Work instructions: Print the data that follows exactly.

*****

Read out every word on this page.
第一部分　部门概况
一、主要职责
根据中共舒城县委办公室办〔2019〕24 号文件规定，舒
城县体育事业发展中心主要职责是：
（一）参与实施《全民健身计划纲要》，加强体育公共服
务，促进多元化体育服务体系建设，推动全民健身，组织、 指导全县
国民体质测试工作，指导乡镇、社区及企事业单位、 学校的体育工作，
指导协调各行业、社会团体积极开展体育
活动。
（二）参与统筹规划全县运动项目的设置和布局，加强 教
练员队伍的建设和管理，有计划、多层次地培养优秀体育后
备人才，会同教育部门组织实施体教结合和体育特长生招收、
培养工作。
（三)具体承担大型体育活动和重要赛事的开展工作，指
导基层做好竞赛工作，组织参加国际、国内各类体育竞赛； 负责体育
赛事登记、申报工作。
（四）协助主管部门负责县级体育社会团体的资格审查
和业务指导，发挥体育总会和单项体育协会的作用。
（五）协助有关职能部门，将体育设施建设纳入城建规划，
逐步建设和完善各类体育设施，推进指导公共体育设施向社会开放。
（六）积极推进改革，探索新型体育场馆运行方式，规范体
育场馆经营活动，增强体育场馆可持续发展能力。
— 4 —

*****

Complete output:
Read out every word on this page.
第一部分　部门概况
一、主要职责
根据中共舒城县委办公室办〔2019〕24 号文件规定，舒
城县体育事业发展中心主要职责是：
（一）参与实施《全民健身计划纲要》，加强体育公共服
务，促进多元化体育服务体系建设，推动全民健身，组织、 指导全县
国民体质测试工作，指导乡镇、社区及企事业单位、 学校的体育工作，
指导协调各行业、社会团体积极开展体育
活动。
（二）参与统筹规划全县运动项目的设置和布局，加强 教
练员队伍的建设和管理，有计划、多层次地培养优秀体育后
备人才，会同教育部门组织实施体教结合和体育特长生招收、
培养工作。
（三)具体承担大型体育活动和重要赛事的开展工作，指
导基层做好竞赛工作，组织参加国际、国内各类体育竞赛； 负责体育
赛事登记、申报工作。
（四）协助主管部门负责县级体育社会团体的资格审查
和业务指导，发挥体育总会和单项体育协会的作用。
（五）协助有关职能部门，将体育设施建设纳入城建规划，
逐步建设和完善各类体育设施，推进指导公共体育设施向社会开放。
（六）积极推进改革，探索新型体育场馆运行方式，规范体
育场馆经营活动，增强体育场馆可持续发展能力。
— 4 —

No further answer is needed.